▶ TASK PROMPT: From the entries below, pull out each line where "Construções" appears.
-- start EXCERPTED DATA --
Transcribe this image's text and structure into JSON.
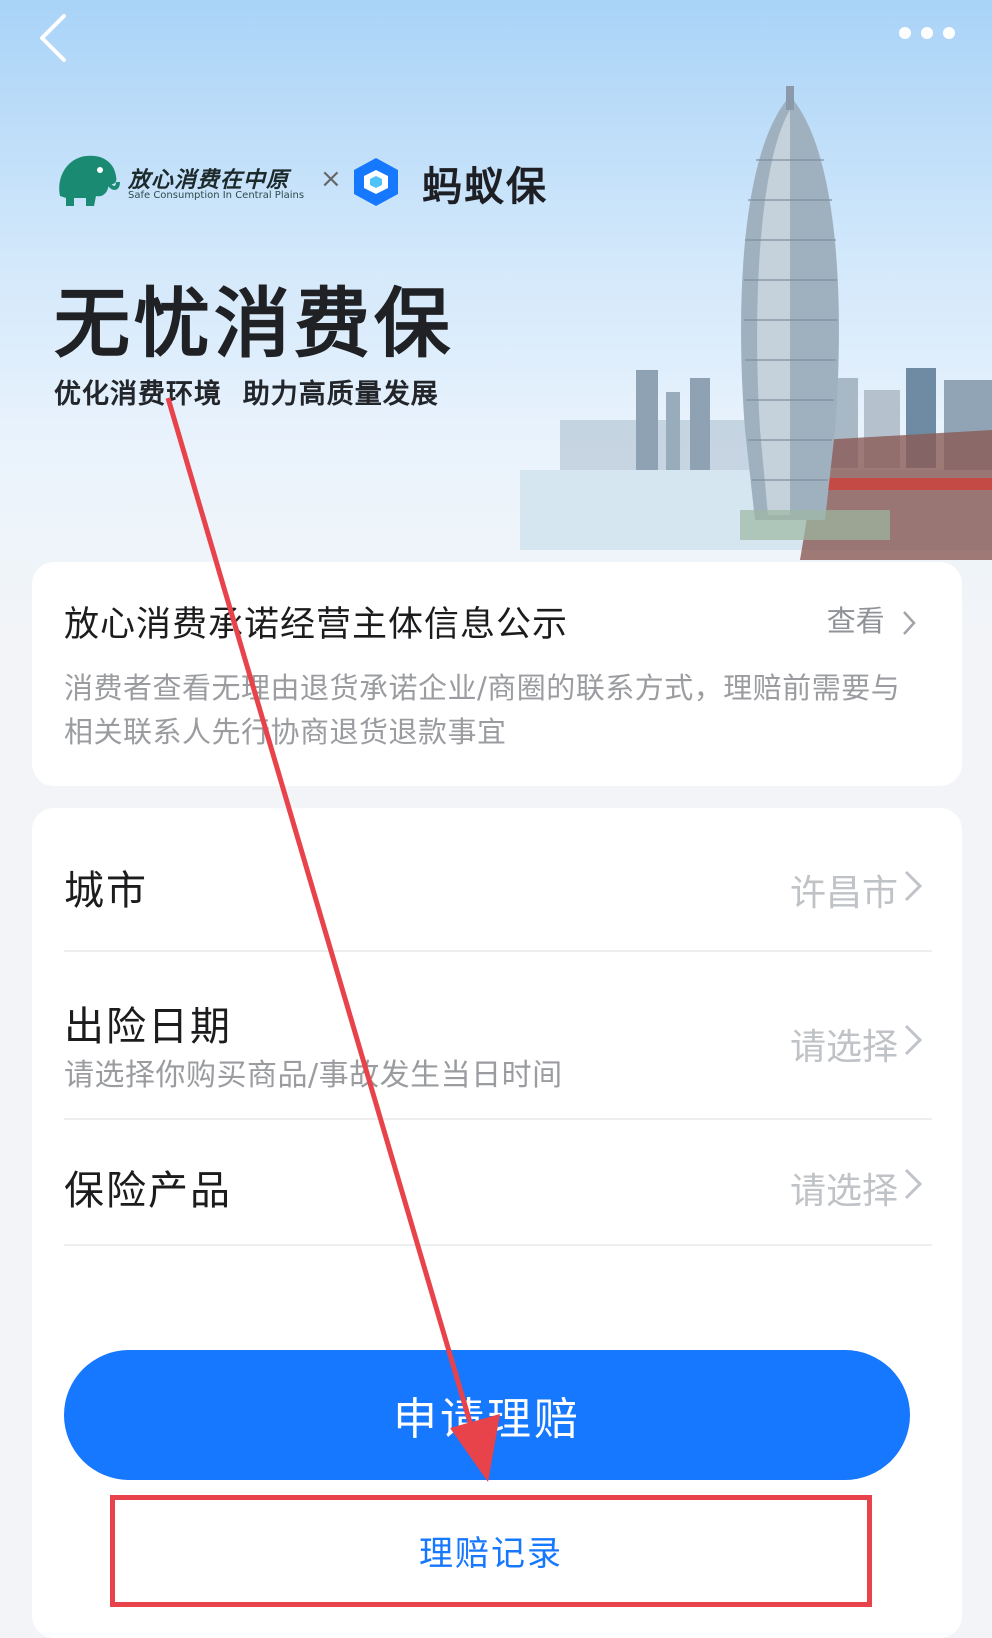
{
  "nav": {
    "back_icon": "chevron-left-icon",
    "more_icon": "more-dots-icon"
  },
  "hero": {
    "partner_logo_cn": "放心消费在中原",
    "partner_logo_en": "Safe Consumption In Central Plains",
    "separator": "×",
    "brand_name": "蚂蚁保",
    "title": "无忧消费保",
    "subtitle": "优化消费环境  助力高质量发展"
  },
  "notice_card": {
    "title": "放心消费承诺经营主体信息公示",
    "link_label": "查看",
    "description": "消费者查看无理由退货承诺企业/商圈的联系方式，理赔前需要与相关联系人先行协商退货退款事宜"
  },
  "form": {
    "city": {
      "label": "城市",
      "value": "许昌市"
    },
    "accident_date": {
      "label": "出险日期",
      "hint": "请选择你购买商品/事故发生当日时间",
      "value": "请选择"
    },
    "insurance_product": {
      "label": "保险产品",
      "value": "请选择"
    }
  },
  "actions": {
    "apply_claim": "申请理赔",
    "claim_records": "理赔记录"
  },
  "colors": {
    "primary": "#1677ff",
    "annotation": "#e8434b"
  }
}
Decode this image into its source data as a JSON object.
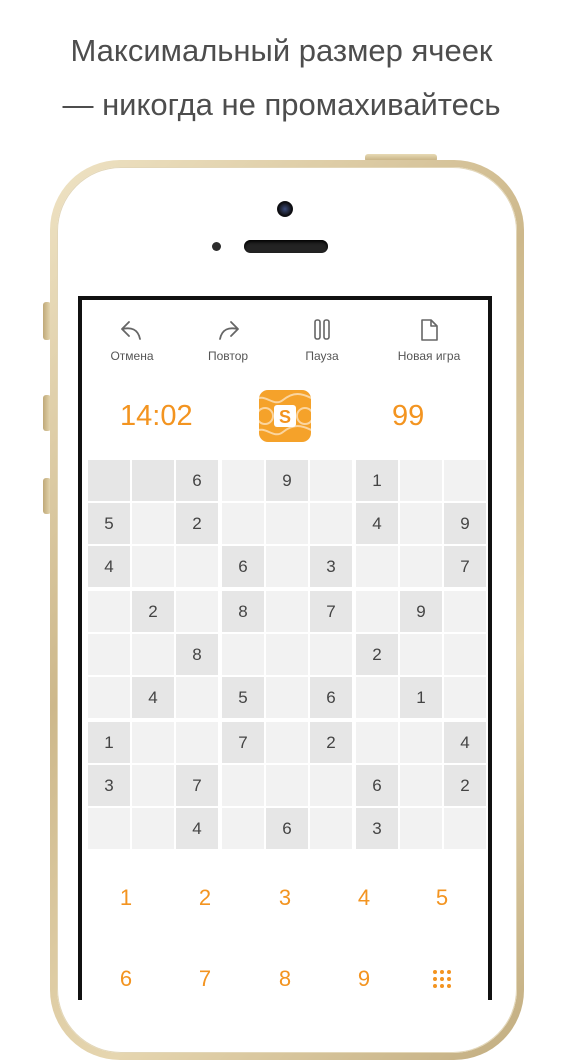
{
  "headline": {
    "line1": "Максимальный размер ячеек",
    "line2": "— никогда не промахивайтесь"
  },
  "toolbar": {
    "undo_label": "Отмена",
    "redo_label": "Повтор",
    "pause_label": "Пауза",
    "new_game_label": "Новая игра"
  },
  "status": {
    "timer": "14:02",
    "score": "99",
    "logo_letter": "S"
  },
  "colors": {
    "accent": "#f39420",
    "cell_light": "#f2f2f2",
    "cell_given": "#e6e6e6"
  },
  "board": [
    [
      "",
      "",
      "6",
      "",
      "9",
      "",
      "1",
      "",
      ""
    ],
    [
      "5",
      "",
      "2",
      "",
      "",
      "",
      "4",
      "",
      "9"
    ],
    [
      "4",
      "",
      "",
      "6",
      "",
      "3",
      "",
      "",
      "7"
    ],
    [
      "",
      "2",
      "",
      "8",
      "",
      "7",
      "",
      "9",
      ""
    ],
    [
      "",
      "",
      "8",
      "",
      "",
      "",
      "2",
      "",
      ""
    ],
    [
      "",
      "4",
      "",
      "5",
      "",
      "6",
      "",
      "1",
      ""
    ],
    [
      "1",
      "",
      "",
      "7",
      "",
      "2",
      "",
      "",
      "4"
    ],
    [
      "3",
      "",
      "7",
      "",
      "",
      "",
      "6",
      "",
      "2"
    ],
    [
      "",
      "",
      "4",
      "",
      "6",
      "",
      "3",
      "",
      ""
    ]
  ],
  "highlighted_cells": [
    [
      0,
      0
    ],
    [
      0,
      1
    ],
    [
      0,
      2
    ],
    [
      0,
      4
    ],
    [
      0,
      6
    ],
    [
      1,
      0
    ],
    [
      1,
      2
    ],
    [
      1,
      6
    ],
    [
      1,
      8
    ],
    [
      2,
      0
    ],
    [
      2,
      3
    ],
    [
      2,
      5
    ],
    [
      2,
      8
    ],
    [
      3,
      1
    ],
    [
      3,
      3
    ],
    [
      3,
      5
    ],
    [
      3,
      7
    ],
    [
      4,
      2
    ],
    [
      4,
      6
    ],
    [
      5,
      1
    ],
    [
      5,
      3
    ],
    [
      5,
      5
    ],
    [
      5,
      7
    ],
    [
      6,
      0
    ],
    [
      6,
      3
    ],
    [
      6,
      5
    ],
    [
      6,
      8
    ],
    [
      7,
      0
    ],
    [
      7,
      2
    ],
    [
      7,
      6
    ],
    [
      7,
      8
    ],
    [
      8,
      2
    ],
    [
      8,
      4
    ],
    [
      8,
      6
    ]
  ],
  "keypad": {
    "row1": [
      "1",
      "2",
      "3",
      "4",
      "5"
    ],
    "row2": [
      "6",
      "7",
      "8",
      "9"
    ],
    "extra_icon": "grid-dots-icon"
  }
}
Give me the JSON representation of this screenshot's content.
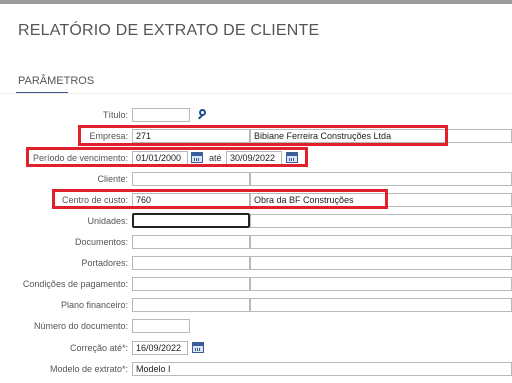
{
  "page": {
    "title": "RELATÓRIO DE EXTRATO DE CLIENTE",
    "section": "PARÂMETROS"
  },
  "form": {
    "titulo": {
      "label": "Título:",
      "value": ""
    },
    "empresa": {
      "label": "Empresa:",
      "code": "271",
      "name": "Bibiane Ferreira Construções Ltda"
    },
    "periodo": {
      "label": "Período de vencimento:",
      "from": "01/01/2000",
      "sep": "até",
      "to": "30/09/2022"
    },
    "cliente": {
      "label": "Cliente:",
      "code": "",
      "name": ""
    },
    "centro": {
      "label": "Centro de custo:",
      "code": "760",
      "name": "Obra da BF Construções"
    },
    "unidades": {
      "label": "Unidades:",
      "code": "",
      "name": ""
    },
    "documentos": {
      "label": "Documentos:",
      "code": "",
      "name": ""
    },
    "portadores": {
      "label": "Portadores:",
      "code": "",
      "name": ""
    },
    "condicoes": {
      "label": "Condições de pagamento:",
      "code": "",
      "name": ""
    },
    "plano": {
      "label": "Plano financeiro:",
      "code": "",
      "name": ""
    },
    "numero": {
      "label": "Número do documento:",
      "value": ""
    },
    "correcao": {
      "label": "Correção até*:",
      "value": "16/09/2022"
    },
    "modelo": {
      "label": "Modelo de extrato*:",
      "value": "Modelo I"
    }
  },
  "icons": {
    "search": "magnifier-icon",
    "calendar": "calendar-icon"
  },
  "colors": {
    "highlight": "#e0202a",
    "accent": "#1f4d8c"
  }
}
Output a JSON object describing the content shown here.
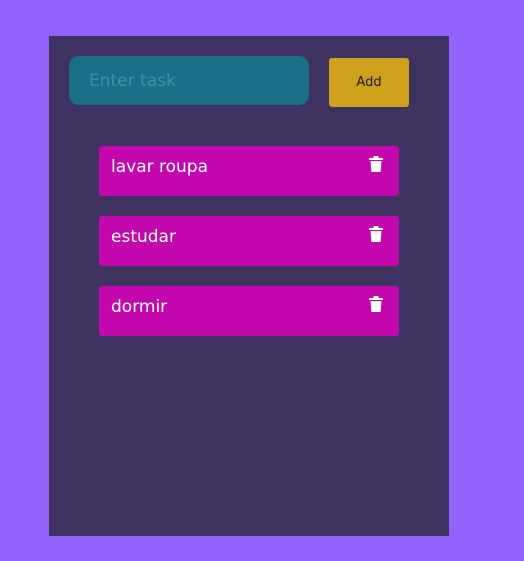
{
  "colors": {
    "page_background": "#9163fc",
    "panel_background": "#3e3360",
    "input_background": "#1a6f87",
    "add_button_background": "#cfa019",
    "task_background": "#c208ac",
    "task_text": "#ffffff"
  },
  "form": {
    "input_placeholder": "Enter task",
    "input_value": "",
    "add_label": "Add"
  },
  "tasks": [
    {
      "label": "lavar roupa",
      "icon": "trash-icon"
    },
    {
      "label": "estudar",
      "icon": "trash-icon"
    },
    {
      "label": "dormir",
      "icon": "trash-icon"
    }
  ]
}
-- end EXCERPTED DATA --
▶ THE OUTPUT:
      "name": "Bibiane Ferreira Construções Ltda"
      "name": "Obra da BF Construções"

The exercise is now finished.